STATED PROBLEM:
Which lines in the records below contain the word "Analysis"? Copy each one out.

-- start of RECORDS TO PROCESS --

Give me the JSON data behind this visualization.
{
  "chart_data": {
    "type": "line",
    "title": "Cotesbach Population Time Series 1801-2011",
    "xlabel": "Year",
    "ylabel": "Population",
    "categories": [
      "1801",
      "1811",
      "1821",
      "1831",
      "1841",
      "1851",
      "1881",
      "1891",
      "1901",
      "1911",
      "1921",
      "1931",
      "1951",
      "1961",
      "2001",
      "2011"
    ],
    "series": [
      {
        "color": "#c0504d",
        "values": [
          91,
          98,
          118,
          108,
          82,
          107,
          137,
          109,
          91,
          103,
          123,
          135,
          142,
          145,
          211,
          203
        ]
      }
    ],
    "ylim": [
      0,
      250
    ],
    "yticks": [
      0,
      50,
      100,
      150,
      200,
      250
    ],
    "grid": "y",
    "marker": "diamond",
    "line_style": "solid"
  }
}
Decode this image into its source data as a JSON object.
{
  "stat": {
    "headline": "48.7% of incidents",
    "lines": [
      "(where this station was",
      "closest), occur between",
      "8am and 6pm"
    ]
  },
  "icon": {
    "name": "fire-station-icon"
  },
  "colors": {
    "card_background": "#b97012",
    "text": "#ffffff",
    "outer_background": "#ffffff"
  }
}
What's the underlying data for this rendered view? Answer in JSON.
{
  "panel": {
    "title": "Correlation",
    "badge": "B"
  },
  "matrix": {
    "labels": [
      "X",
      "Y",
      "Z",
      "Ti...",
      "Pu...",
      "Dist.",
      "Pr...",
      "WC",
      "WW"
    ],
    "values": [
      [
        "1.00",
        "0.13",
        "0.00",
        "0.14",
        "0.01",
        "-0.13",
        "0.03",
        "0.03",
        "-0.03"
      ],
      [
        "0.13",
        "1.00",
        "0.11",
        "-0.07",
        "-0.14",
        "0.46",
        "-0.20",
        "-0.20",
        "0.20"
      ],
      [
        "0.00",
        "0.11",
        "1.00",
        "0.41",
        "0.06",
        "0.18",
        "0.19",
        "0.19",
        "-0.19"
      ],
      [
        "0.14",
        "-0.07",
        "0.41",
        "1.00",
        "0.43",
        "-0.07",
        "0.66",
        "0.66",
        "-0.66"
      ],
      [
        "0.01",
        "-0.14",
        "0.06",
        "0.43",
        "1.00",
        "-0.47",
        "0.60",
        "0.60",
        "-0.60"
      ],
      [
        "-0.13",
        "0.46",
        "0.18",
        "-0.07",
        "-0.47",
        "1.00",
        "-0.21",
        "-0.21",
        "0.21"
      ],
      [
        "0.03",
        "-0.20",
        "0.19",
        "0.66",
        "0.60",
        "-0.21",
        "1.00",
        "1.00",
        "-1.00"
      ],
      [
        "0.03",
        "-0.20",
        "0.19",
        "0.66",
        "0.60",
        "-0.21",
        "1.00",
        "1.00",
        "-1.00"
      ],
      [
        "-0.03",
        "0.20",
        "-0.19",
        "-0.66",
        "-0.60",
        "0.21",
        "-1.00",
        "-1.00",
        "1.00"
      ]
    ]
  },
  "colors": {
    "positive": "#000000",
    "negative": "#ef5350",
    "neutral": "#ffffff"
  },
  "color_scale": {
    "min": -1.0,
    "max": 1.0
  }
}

-- end of RECORDS TO PROCESS --
-- start of RECORDS TO PROCESS --

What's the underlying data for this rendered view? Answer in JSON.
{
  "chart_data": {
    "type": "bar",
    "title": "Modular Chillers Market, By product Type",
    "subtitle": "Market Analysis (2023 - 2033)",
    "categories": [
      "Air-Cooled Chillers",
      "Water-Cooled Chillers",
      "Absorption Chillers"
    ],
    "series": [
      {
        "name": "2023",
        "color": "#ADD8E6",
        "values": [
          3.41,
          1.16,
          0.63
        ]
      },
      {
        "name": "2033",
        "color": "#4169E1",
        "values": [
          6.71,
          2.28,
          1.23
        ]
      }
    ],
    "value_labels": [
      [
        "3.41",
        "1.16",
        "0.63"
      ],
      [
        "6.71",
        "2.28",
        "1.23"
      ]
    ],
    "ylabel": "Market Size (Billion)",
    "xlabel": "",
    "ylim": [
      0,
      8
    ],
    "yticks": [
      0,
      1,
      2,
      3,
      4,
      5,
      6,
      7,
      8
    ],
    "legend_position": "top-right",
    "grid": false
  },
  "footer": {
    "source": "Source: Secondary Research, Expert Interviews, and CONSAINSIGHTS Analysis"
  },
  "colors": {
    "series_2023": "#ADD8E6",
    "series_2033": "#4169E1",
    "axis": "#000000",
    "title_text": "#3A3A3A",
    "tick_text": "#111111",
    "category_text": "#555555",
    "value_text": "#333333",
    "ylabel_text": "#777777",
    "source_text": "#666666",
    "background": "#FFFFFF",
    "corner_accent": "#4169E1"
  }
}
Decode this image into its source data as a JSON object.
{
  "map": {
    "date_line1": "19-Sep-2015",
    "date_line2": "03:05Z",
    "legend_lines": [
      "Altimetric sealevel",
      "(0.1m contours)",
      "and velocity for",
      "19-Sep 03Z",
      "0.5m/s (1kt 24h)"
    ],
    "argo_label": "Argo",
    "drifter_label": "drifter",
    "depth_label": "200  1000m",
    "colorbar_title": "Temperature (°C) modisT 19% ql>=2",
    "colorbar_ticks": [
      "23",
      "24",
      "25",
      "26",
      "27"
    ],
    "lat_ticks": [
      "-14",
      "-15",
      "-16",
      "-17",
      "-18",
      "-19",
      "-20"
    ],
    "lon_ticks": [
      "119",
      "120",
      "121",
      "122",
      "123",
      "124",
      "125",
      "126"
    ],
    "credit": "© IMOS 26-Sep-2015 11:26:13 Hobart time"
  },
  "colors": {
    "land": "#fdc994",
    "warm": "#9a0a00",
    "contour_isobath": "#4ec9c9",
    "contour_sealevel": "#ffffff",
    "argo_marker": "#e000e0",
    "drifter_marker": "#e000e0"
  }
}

-- end of RECORDS TO PROCESS --

COMPLETED EXERCISE:
    "subtitle": "Market Analysis (2023 - 2033)",
    "source": "Source: Secondary Research, Expert Interviews, and CONSAINSIGHTS Analysis"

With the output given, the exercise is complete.